What you will do =
Make an exact copy of the listing below.

/---

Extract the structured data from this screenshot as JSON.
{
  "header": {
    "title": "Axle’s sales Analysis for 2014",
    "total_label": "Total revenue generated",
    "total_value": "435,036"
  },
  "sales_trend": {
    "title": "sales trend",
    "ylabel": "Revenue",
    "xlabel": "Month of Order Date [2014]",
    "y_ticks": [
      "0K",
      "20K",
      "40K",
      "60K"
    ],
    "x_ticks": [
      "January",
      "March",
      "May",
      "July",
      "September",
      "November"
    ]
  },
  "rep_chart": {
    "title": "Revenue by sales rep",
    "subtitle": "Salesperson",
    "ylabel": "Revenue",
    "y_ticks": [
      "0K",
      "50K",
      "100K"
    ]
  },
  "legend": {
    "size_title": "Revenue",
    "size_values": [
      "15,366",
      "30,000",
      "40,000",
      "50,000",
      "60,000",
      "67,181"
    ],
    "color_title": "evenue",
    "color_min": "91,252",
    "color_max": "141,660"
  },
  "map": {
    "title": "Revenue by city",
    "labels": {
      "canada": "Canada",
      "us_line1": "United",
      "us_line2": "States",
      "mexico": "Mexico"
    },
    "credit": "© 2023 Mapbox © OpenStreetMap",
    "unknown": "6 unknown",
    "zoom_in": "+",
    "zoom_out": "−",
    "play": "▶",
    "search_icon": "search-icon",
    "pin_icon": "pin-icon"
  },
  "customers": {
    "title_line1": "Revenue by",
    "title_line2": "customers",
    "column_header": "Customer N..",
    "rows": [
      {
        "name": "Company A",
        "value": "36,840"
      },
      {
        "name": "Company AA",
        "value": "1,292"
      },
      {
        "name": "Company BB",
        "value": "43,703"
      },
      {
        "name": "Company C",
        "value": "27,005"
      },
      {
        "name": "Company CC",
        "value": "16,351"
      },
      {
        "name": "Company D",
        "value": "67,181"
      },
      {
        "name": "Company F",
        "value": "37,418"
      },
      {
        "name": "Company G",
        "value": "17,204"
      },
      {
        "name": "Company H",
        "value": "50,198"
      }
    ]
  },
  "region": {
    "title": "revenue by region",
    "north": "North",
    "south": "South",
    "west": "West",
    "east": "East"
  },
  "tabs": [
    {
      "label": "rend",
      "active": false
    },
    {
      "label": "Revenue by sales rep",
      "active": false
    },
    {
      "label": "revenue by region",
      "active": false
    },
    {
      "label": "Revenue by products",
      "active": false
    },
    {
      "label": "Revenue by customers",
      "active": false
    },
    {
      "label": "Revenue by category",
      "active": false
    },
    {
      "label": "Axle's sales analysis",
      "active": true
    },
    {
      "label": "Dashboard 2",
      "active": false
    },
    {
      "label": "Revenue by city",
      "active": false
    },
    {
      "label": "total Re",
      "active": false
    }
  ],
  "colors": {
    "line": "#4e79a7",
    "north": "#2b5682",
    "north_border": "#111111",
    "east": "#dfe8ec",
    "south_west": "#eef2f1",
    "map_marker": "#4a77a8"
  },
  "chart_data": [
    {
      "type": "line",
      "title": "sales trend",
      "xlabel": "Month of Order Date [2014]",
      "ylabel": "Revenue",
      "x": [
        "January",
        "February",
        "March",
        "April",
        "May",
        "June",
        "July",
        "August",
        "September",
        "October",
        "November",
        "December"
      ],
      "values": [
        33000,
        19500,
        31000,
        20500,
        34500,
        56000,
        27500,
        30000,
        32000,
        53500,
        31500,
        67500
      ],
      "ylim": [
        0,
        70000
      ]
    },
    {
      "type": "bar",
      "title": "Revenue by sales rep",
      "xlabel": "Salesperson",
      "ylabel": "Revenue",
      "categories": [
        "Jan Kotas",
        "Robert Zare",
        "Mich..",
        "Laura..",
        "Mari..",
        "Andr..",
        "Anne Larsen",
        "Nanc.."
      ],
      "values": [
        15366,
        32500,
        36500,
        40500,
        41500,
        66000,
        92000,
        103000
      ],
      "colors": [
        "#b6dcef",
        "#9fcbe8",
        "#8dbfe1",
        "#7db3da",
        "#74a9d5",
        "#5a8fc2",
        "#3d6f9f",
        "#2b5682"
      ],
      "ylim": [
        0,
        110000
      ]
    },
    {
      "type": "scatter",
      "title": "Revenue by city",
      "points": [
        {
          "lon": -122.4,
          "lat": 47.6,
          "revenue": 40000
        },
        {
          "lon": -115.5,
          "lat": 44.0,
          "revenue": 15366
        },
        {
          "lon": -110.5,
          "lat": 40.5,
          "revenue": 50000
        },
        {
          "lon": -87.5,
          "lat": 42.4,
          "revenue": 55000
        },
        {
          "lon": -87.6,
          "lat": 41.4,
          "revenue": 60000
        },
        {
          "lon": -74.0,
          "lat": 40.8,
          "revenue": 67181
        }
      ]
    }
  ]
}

\---

Exercise answer =
Extract the structured data from this screenshot as JSON.
{
  "header": {
    "title": "Axle’s sales Analysis for 2014",
    "total_label": "Total revenue generated",
    "total_value": "435,036"
  },
  "sales_trend": {
    "title": "sales trend",
    "ylabel": "Revenue",
    "xlabel": "Month of Order Date [2014]",
    "y_ticks": [
      "0K",
      "20K",
      "40K",
      "60K"
    ],
    "x_ticks": [
      "January",
      "March",
      "May",
      "July",
      "September",
      "November"
    ]
  },
  "rep_chart": {
    "title": "Revenue by sales rep",
    "subtitle": "Salesperson",
    "ylabel": "Revenue",
    "y_ticks": [
      "0K",
      "50K",
      "100K"
    ]
  },
  "legend": {
    "size_title": "Revenue",
    "size_values": [
      "15,366",
      "30,000",
      "40,000",
      "50,000",
      "60,000",
      "67,181"
    ],
    "color_title": "evenue",
    "color_min": "91,252",
    "color_max": "141,660"
  },
  "map": {
    "title": "Revenue by city",
    "labels": {
      "canada": "Canada",
      "us_line1": "United",
      "us_line2": "States",
      "mexico": "Mexico"
    },
    "credit": "© 2023 Mapbox © OpenStreetMap",
    "unknown": "6 unknown",
    "zoom_in": "+",
    "zoom_out": "−",
    "play": "▶",
    "search_icon": "search-icon",
    "pin_icon": "pin-icon"
  },
  "customers": {
    "title_line1": "Revenue by",
    "title_line2": "customers",
    "column_header": "Customer N..",
    "rows": [
      {
        "name": "Company A",
        "value": "36,840"
      },
      {
        "name": "Company AA",
        "value": "1,292"
      },
      {
        "name": "Company BB",
        "value": "43,703"
      },
      {
        "name": "Company C",
        "value": "27,005"
      },
      {
        "name": "Company CC",
        "value": "16,351"
      },
      {
        "name": "Company D",
        "value": "67,181"
      },
      {
        "name": "Company F",
        "value": "37,418"
      },
      {
        "name": "Company G",
        "value": "17,204"
      },
      {
        "name": "Company H",
        "value": "50,198"
      }
    ]
  },
  "region": {
    "title": "revenue by region",
    "north": "North",
    "south": "South",
    "west": "West",
    "east": "East"
  },
  "tabs": [
    {
      "label": "rend",
      "active": false
    },
    {
      "label": "Revenue by sales rep",
      "active": false
    },
    {
      "label": "revenue by region",
      "active": false
    },
    {
      "label": "Revenue by products",
      "active": false
    },
    {
      "label": "Revenue by customers",
      "active": false
    },
    {
      "label": "Revenue by category",
      "active": false
    },
    {
      "label": "Axle's sales analysis",
      "active": true
    },
    {
      "label": "Dashboard 2",
      "active": false
    },
    {
      "label": "Revenue by city",
      "active": false
    },
    {
      "label": "total Re",
      "active": false
    }
  ],
  "colors": {
    "line": "#4e79a7",
    "north": "#2b5682",
    "north_border": "#111111",
    "east": "#dfe8ec",
    "south_west": "#eef2f1",
    "map_marker": "#4a77a8"
  },
  "chart_data": [
    {
      "type": "line",
      "title": "sales trend",
      "xlabel": "Month of Order Date [2014]",
      "ylabel": "Revenue",
      "x": [
        "January",
        "February",
        "March",
        "April",
        "May",
        "June",
        "July",
        "August",
        "September",
        "October",
        "November",
        "December"
      ],
      "values": [
        33000,
        19500,
        31000,
        20500,
        34500,
        56000,
        27500,
        30000,
        32000,
        53500,
        31500,
        67500
      ],
      "ylim": [
        0,
        70000
      ]
    },
    {
      "type": "bar",
      "title": "Revenue by sales rep",
      "xlabel": "Salesperson",
      "ylabel": "Revenue",
      "categories": [
        "Jan Kotas",
        "Robert Zare",
        "Mich..",
        "Laura..",
        "Mari..",
        "Andr..",
        "Anne Larsen",
        "Nanc.."
      ],
      "values": [
        15366,
        32500,
        36500,
        40500,
        41500,
        66000,
        92000,
        103000
      ],
      "colors": [
        "#b6dcef",
        "#9fcbe8",
        "#8dbfe1",
        "#7db3da",
        "#74a9d5",
        "#5a8fc2",
        "#3d6f9f",
        "#2b5682"
      ],
      "ylim": [
        0,
        110000
      ]
    },
    {
      "type": "scatter",
      "title": "Revenue by city",
      "points": [
        {
          "lon": -122.4,
          "lat": 47.6,
          "revenue": 40000
        },
        {
          "lon": -115.5,
          "lat": 44.0,
          "revenue": 15366
        },
        {
          "lon": -110.5,
          "lat": 40.5,
          "revenue": 50000
        },
        {
          "lon": -87.5,
          "lat": 42.4,
          "revenue": 55000
        },
        {
          "lon": -87.6,
          "lat": 41.4,
          "revenue": 60000
        },
        {
          "lon": -74.0,
          "lat": 40.8,
          "revenue": 67181
        }
      ]
    }
  ]
}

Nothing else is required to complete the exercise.